--- Start Listed entries ---

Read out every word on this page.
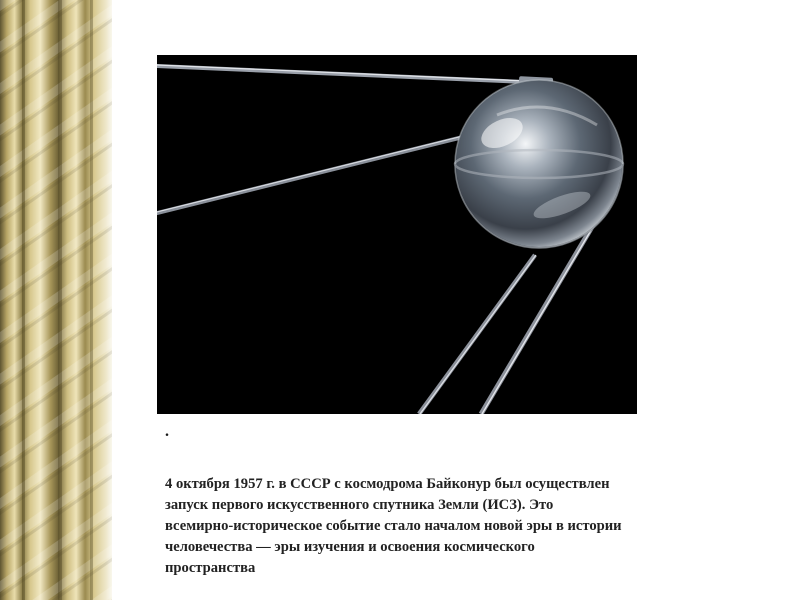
.

4 октября 1957 г. в СССР с космодрома Байконур был осуществлен запуск первого искусственного спутника Земли (ИСЗ). Это всемирно-историческое событие стало началом новой эры в истории человечества — эры изучения и освоения космического пространства
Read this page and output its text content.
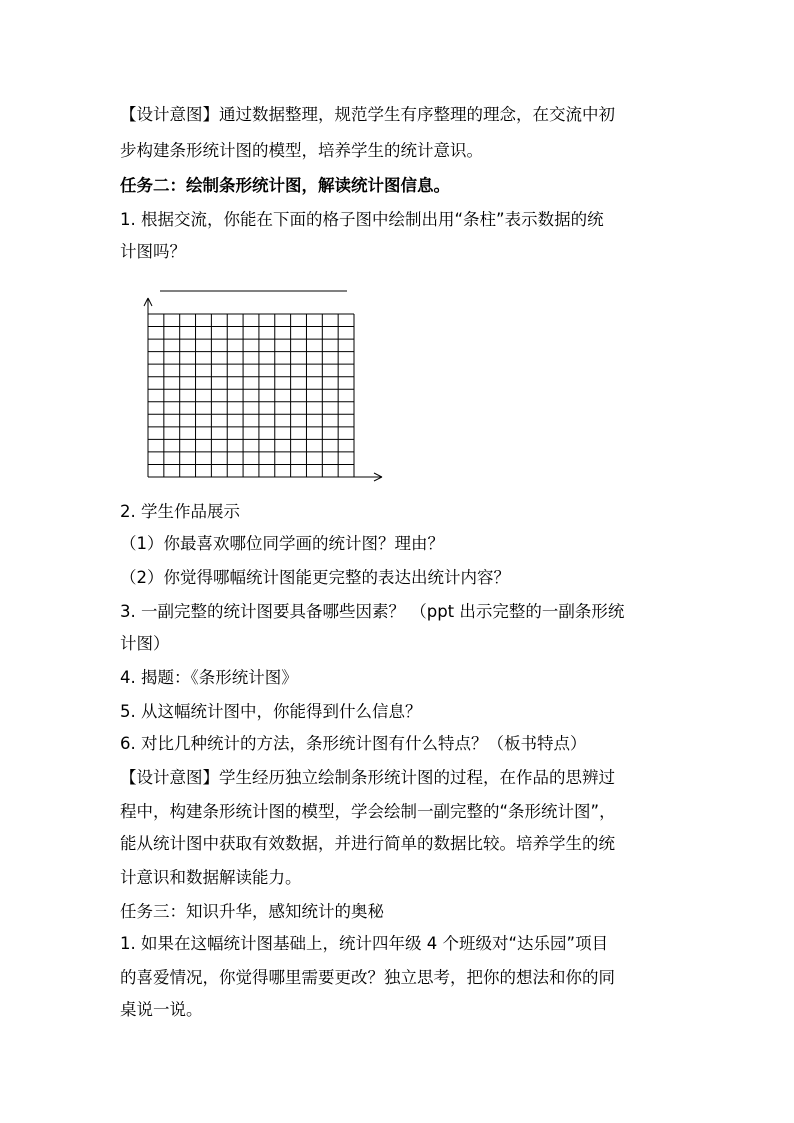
【设计意图】通过数据整理，规范学生有序整理的理念，在交流中初
步构建条形统计图的模型，培养学生的统计意识。
任务二：绘制条形统计图，解读统计图信息。
1. 根据交流，你能在下面的格子图中绘制出用“条柱”表示数据的统
计图吗？
2. 学生作品展示
（1）你最喜欢哪位同学画的统计图？理由？
（2）你觉得哪幅统计图能更完整的表达出统计内容？
3. 一副完整的统计图要具备哪些因素？ （ppt 出示完整的一副条形统
计图）
4. 揭题：《条形统计图》
5. 从这幅统计图中，你能得到什么信息？
6. 对比几种统计的方法，条形统计图有什么特点？（板书特点）
【设计意图】学生经历独立绘制条形统计图的过程，在作品的思辨过
程中，构建条形统计图的模型，学会绘制一副完整的“条形统计图”，
能从统计图中获取有效数据，并进行简单的数据比较。培养学生的统
计意识和数据解读能力。
任务三：知识升华，感知统计的奥秘
1. 如果在这幅统计图基础上，统计四年级 4 个班级对“达乐园”项目
的喜爱情况，你觉得哪里需要更改？独立思考，把你的想法和你的同
桌说一说。
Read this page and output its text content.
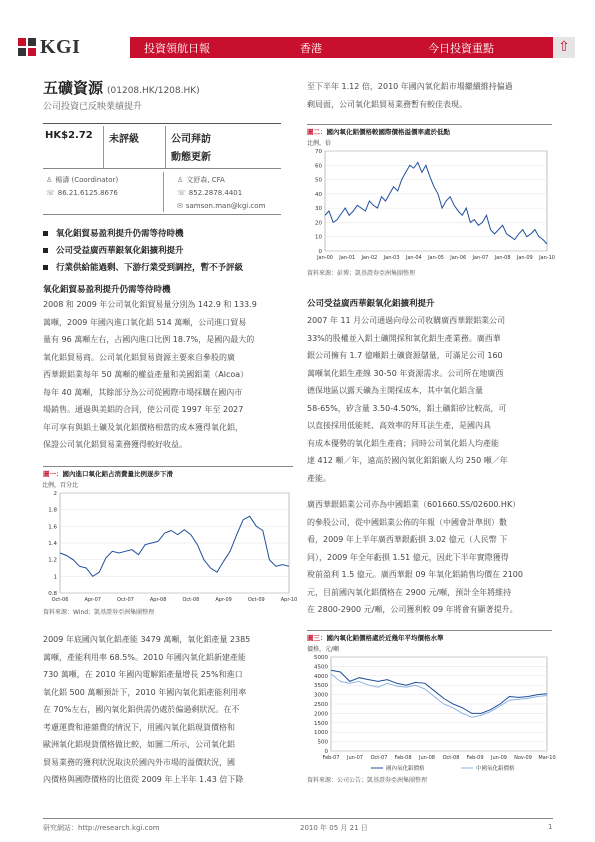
KGI	投資領航日報	香港	今日投資重點	⇧
五礦資源 (01208.HK/1208.HK)
公司投資已反映業績提升
HK$2.72 未評級	公司拜訪
動態更新
♙ 楊濤 (Coordinator)
☏ 86.21.6125.8676
♙ 文舒森, CFA
☏ 852.2878.4401
✉ samson.man@kgi.com
氧化鋁貿易盈利提升仍需等待時機
公司受益廣西華銀氧化鋁擴利提升
行業供給能過剩、下游行業受到調控，暫不予評級
氧化鋁貿易盈利提升仍需等待時機
2008 和 2009 年公司氧化鋁貿易量分別為 142.9 和 133.9
萬噸，2009 年國內進口氧化鋁 514 萬噸，公司進口貿易
量有 96 萬噸左右，占國內進口比例 18.7%，是國內最大的
氧化鋁貿易商。公司氧化鋁貿易資源主要來自參股的廣
西華銀鋁業每年 50 萬噸的權益產量和美國鋁業（Alcoa）
每年 40 萬噸，其餘部分為公司從國際市場採購在國內市
場銷售。通過與美鋁的合同，使公司從 1997 年至 2027
年可享有與鋁土礦及氧化鋁價格相當的成本獲得氧化鋁，
保證公司氧化鋁貿易業務獲得較好收益。
圖一：國內進口氧化鋁占消費量比例逐步下滑
比例，百分比
0.8
1
1.2
1.4
1.6
1.8
2
Oct-06	Apr-07	Oct-07	Apr-08	Oct-08	Apr-09	Oct-09	Apr-10
資料來源：Wind；凱基證券亞洲集團整理
2009 年底國內氧化鋁產能 3479 萬噸，氧化鋁產量 2385
萬噸，產能利用率 68.5%。2010 年國內氧化鋁新建產能
730 萬噸，在 2010 年國內電解鋁產量增長 25%和進口
氧化鋁 500 萬噸預計下，2010 年國內氧化鋁產能利用率
在 70%左右，國內氧化鋁供需仍處於偏過剩狀況。在不
考慮運費和港雜費的情況下，用國內氧化鋁現貨價格和
歐洲氧化鋁現貨價格做比較，如圖二所示，公司氧化鋁
貿易業務的獲利狀況取決於國內外市場的溢價狀況，國
內價格與國際價格的比值從 2009 年上半年 1.43 倍下降
至下半年 1.12 倍，2010 年國內氧化鋁市場繼續維持偏過
剩局面，公司氧化鋁貿易業務暫有較佳表現。
圖二：國內氧化鋁價格較國際價格溢價率處於低點
比例，倍
0
10
20
30
40
50
60
70
Jan-00 Jan-01 Jan-02 Jan-03 Jan-04 Jan-05 Jan-06 Jan-07 Jan-08 Jan-09 Jan-10
資料來源：彭博；凱基證券亞洲集團整理
公司受益廣西華銀氧化鋁擴利提升
2007 年 11 月公司通過向母公司收購廣西華銀鋁業公司
33%的股權並入鋁土礦開採和氧化鋁生產業務。廣西華
銀公司擁有 1.7 億噸鋁土礦資源儲量，可滿足公司 160
萬噸氧化鋁生產線 30-50 年資源需求。公司所在地廣西
德保地區以露天礦為主開採成本，其中氧化鋁含量
58-65%，矽含量 3.50-4.50%，鋁土礦鋁矽比較高，可
以直接採用低能耗、高效率的拜耳法生產，是國內具
有成本優勢的氧化鋁生產商；同時公司氧化鋁人均產能
達 412 噸／年，遠高於國內氧化鋁鋁廠人均 250 噸／年
產能。
廣西華銀鋁業公司亦為中國鋁業（601660.SS/02600.HK）
的參股公司，從中國鋁業公佈的年報（中國會計準則）數
看，2009 年上半年廣西華銀虧損 3.02 億元（人民幣 下
同），2009 年全年虧損 1.51 億元，因此下半年實際獲得
稅前盈利 1.5 億元。廣西華銀 09 年氧化鋁銷售均價在 2100
元，目前國內氧化鋁價格在 2900 元/噸，預計全年將維持
在 2800-2900 元/噸，公司獲利較 09 年將會有顯著提升。
圖三：國內氧化鋁價格處於近幾年平均價格水準
價格，元/噸
0
500
1000
1500
2000
2500
3000
3500
4000
4500
5000
Feb-07 Jun-07 Oct-07 Feb-08 Jun-08 Oct-08 Feb-09 Jun-09 Nov-09 Mar-10
國內氧化鋁價格	中國氧化鋁價格
資料來源：公司公告；凱基證券亞洲集團整理
研究網站：http://research.kgi.com	2010 年 05 月 21 日	1
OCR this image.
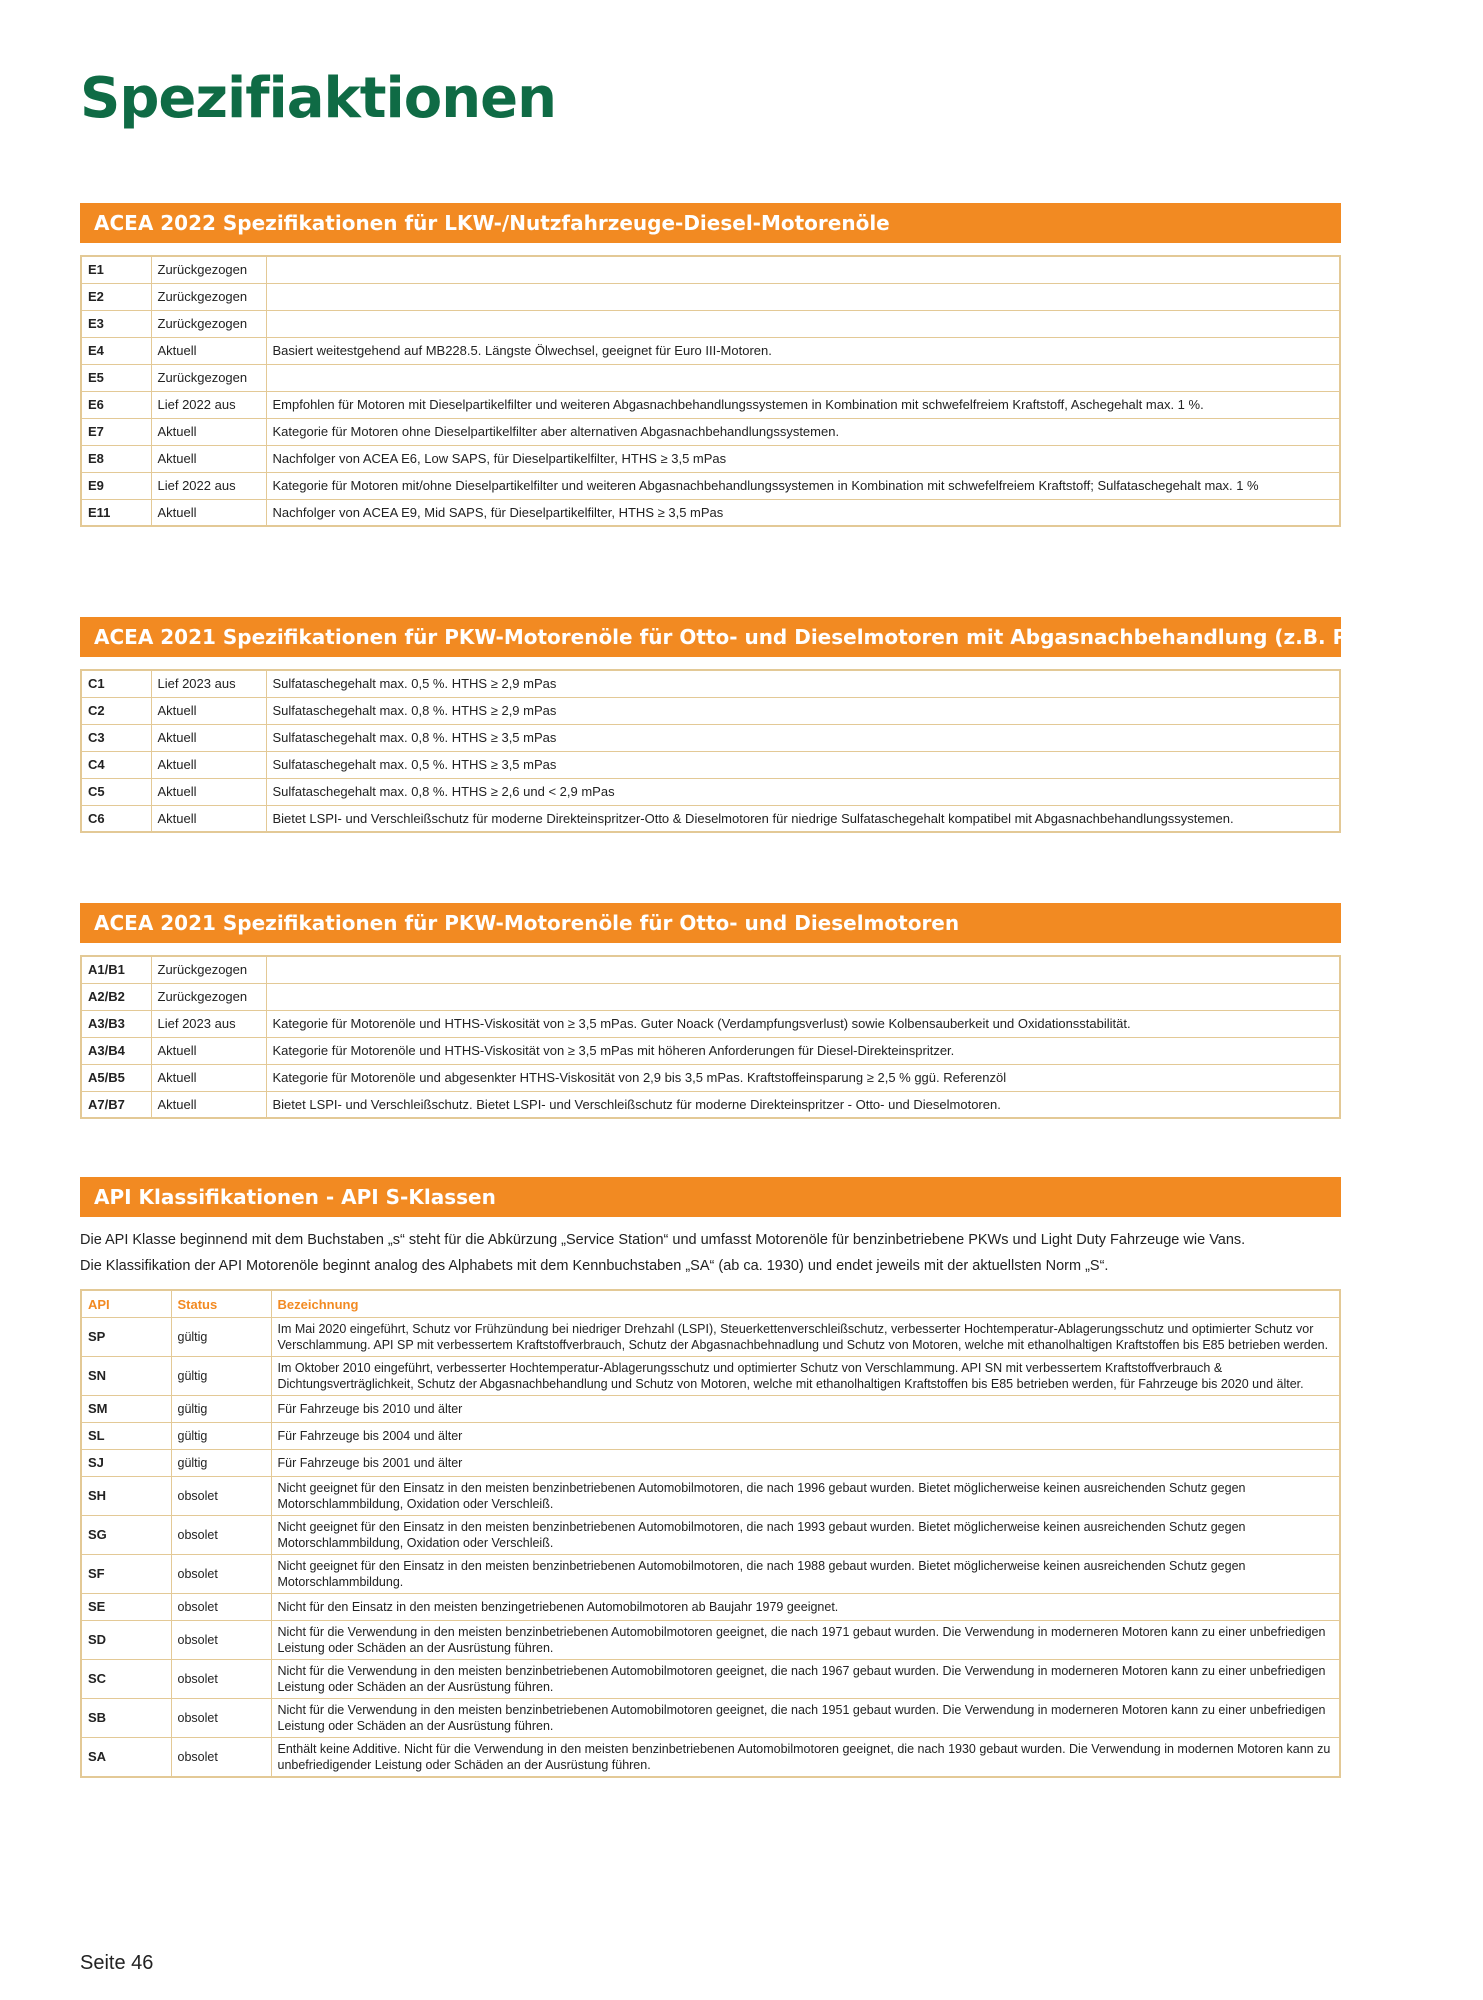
Spezifiaktionen
ACEA 2022 Spezifikationen für LKW-/Nutzfahrzeuge-Diesel-Motorenöle
E1	Zurückgezogen	
E2	Zurückgezogen	
E3	Zurückgezogen	
E4	Aktuell	Basiert weitestgehend auf MB228.5. Längste Ölwechsel, geeignet für Euro III-Motoren.
E5	Zurückgezogen	
E6	Lief 2022 aus	Empfohlen für Motoren mit Dieselpartikelfilter und weiteren Abgasnachbehandlungssystemen in Kombination mit schwefelfreiem Kraftstoff, Aschegehalt max. 1 %.
E7	Aktuell	Kategorie für Motoren ohne Dieselpartikelfilter aber alternativen Abgasnachbehandlungssystemen.
E8	Aktuell	Nachfolger von ACEA E6, Low SAPS, für Dieselpartikelfilter, HTHS ≥ 3,5 mPas
E9	Lief 2022 aus	Kategorie für Motoren mit/ohne Dieselpartikelfilter und weiteren Abgasnachbehandlungssystemen in Kombination mit schwefelfreiem Kraftstoff; Sulfataschegehalt max. 1 %
E11	Aktuell	Nachfolger von ACEA E9, Mid SAPS, für Dieselpartikelfilter, HTHS ≥ 3,5 mPas
ACEA 2021 Spezifikationen für PKW-Motorenöle für Otto- und Dieselmotoren mit Abgasnachbehandlung (z.B. Partikelfilter)
C1	Lief 2023 aus	Sulfataschegehalt max. 0,5 %. HTHS ≥ 2,9 mPas
C2	Aktuell	Sulfataschegehalt max. 0,8 %. HTHS ≥ 2,9 mPas
C3	Aktuell	Sulfataschegehalt max. 0,8 %. HTHS ≥ 3,5 mPas
C4	Aktuell	Sulfataschegehalt max. 0,5 %. HTHS ≥ 3,5 mPas
C5	Aktuell	Sulfataschegehalt max. 0,8 %. HTHS ≥ 2,6 und < 2,9 mPas
C6	Aktuell	Bietet LSPI- und Verschleißschutz für moderne Direkteinspritzer-Otto & Dieselmotoren für niedrige Sulfataschegehalt kompatibel mit Abgasnachbehandlungssystemen.
ACEA 2021 Spezifikationen für PKW-Motorenöle für Otto- und Dieselmotoren
A1/B1	Zurückgezogen	
A2/B2	Zurückgezogen	
A3/B3	Lief 2023 aus	Kategorie für Motorenöle und HTHS-Viskosität von ≥ 3,5 mPas. Guter Noack (Verdampfungsverlust) sowie Kolbensauberkeit und Oxidationsstabilität.
A3/B4	Aktuell	Kategorie für Motorenöle und HTHS-Viskosität von ≥ 3,5 mPas mit höheren Anforderungen für Diesel-Direkteinspritzer.
A5/B5	Aktuell	Kategorie für Motorenöle und abgesenkter HTHS-Viskosität von 2,9 bis 3,5 mPas. Kraftstoffeinsparung ≥ 2,5 % ggü. Referenzöl
A7/B7	Aktuell	Bietet LSPI- und Verschleißschutz. Bietet LSPI- und Verschleißschutz für moderne Direkteinspritzer - Otto- und Dieselmotoren.
API Klassifikationen - API S-Klassen
Die API Klasse beginnend mit dem Buchstaben „s“ steht für die Abkürzung „Service Station“ und umfasst Motorenöle für benzinbetriebene PKWs und Light Duty Fahrzeuge wie Vans.
Die Klassifikation der API Motorenöle beginnt analog des Alphabets mit dem Kennbuchstaben „SA“ (ab ca. 1930) und endet jeweils mit der aktuellsten Norm „S“.
API	Status	Bezeichnung
SP	gültig	Im Mai 2020 eingeführt, Schutz vor Frühzündung bei niedriger Drehzahl (LSPI), Steuerkettenverschleißschutz, verbesserter Hochtemperatur-Ablagerungsschutz und optimierter Schutz vor Verschlammung. API SP mit verbessertem Kraftstoffverbrauch, Schutz der Abgasnachbehnadlung und Schutz von Motoren, welche mit ethanolhaltigen Kraftstoffen bis E85 betrieben werden.
SN	gültig	Im Oktober 2010 eingeführt, verbesserter Hochtemperatur-Ablagerungsschutz und optimierter Schutz von Verschlammung. API SN mit verbessertem Kraftstoffverbrauch & Dichtungsverträglichkeit, Schutz der Abgasnachbehandlung und Schutz von Motoren, welche mit ethanolhaltigen Kraftstoffen bis E85 betrieben werden, für Fahrzeuge bis 2020 und älter.
SM	gültig	Für Fahrzeuge bis 2010 und älter
SL	gültig	Für Fahrzeuge bis 2004 und älter
SJ	gültig	Für Fahrzeuge bis 2001 und älter
SH	obsolet	Nicht geeignet für den Einsatz in den meisten benzinbetriebenen Automobilmotoren, die nach 1996 gebaut wurden. Bietet möglicherweise keinen ausreichenden Schutz gegen Motorschlammbildung, Oxidation oder Verschleiß.
SG	obsolet	Nicht geeignet für den Einsatz in den meisten benzinbetriebenen Automobilmotoren, die nach 1993 gebaut wurden. Bietet möglicherweise keinen ausreichenden Schutz gegen Motorschlammbildung, Oxidation oder Verschleiß.
SF	obsolet	Nicht geeignet für den Einsatz in den meisten benzinbetriebenen Automobilmotoren, die nach 1988 gebaut wurden. Bietet möglicherweise keinen ausreichenden Schutz gegen Motorschlammbildung.
SE	obsolet	Nicht für den Einsatz in den meisten benzingetriebenen Automobilmotoren ab Baujahr 1979 geeignet.
SD	obsolet	Nicht für die Verwendung in den meisten benzinbetriebenen Automobilmotoren geeignet, die nach 1971 gebaut wurden. Die Verwendung in moderneren Motoren kann zu einer unbefriedigen Leistung oder Schäden an der Ausrüstung führen.
SC	obsolet	Nicht für die Verwendung in den meisten benzinbetriebenen Automobilmotoren geeignet, die nach 1967 gebaut wurden. Die Verwendung in moderneren Motoren kann zu einer unbefriedigen Leistung oder Schäden an der Ausrüstung führen.
SB	obsolet	Nicht für die Verwendung in den meisten benzinbetriebenen Automobilmotoren geeignet, die nach 1951 gebaut wurden. Die Verwendung in moderneren Motoren kann zu einer unbefriedigen Leistung oder Schäden an der Ausrüstung führen.
SA	obsolet	Enthält keine Additive. Nicht für die Verwendung in den meisten benzinbetriebenen Automobilmotoren geeignet, die nach 1930 gebaut wurden. Die Verwendung in modernen Motoren kann zu unbefriedigender Leistung oder Schäden an der Ausrüstung führen.
Seite 46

--- End Listed entries ---

In the material above, show every line where the word "Motorenöle" turns up.

■ Response to this task:
ACEA 2022 Spezifikationen für LKW-/Nutzfahrzeuge-Diesel-Motorenöle
ACEA 2021 Spezifikationen für PKW-Motorenöle für Otto- und Dieselmotoren mit Abgasnachbehandlung (z.B. Partikelfilter)
ACEA 2021 Spezifikationen für PKW-Motorenöle für Otto- und Dieselmotoren
A3/B3	Lief 2023 aus	Kategorie für Motorenöle und HTHS-Viskosität von ≥ 3,5 mPas. Guter Noack (Verdampfungsverlust) sowie Kolbensauberkeit und Oxidationsstabilität.
A3/B4	Aktuell	Kategorie für Motorenöle und HTHS-Viskosität von ≥ 3,5 mPas mit höheren Anforderungen für Diesel-Direkteinspritzer.
A5/B5	Aktuell	Kategorie für Motorenöle und abgesenkter HTHS-Viskosität von 2,9 bis 3,5 mPas. Kraftstoffeinsparung ≥ 2,5 % ggü. Referenzöl
Die API Klasse beginnend mit dem Buchstaben „s“ steht für die Abkürzung „Service Station“ und umfasst Motorenöle für benzinbetriebene PKWs und Light Duty Fahrzeuge wie Vans.
Die Klassifikation der API Motorenöle beginnt analog des Alphabets mit dem Kennbuchstaben „SA“ (ab ca. 1930) und endet jeweils mit der aktuellsten Norm „S“.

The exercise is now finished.